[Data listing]
* * *
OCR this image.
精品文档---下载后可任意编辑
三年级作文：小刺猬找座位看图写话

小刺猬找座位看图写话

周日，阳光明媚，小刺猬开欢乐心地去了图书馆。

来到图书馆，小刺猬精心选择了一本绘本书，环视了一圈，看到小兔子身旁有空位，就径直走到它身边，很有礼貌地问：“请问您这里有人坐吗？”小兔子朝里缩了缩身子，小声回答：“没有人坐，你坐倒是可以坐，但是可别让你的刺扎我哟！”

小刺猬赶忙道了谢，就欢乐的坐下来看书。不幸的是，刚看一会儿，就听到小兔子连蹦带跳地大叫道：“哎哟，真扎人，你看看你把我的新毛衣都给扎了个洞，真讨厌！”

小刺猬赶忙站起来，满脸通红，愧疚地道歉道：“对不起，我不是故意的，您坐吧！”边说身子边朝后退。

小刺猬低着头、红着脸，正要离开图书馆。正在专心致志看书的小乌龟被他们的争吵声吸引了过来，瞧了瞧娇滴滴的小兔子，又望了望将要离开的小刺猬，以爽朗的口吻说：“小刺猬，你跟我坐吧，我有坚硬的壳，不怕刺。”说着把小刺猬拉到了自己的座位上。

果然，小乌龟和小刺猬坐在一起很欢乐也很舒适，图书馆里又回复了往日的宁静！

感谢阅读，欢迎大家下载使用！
* * *
◆ **Written problem**:
Word for word, extract all the records.

◆ **Solution for this exercise**:
OCR this image.
精品文档---下载后可任意编辑
三年级作文：小刺猬找座位看图写话

小刺猬找座位看图写话

周日，阳光明媚，小刺猬开欢乐心地去了图书馆。

来到图书馆，小刺猬精心选择了一本绘本书，环视了一圈，看到小兔子身旁有空位，就径直走到它身边，很有礼貌地问：“请问您这里有人坐吗？”小兔子朝里缩了缩身子，小声回答：“没有人坐，你坐倒是可以坐，但是可别让你的刺扎我哟！”

小刺猬赶忙道了谢，就欢乐的坐下来看书。不幸的是，刚看一会儿，就听到小兔子连蹦带跳地大叫道：“哎哟，真扎人，你看看你把我的新毛衣都给扎了个洞，真讨厌！”

小刺猬赶忙站起来，满脸通红，愧疚地道歉道：“对不起，我不是故意的，您坐吧！”边说身子边朝后退。

小刺猬低着头、红着脸，正要离开图书馆。正在专心致志看书的小乌龟被他们的争吵声吸引了过来，瞧了瞧娇滴滴的小兔子，又望了望将要离开的小刺猬，以爽朗的口吻说：“小刺猬，你跟我坐吧，我有坚硬的壳，不怕刺。”说着把小刺猬拉到了自己的座位上。

果然，小乌龟和小刺猬坐在一起很欢乐也很舒适，图书馆里又回复了往日的宁静！

感谢阅读，欢迎大家下载使用！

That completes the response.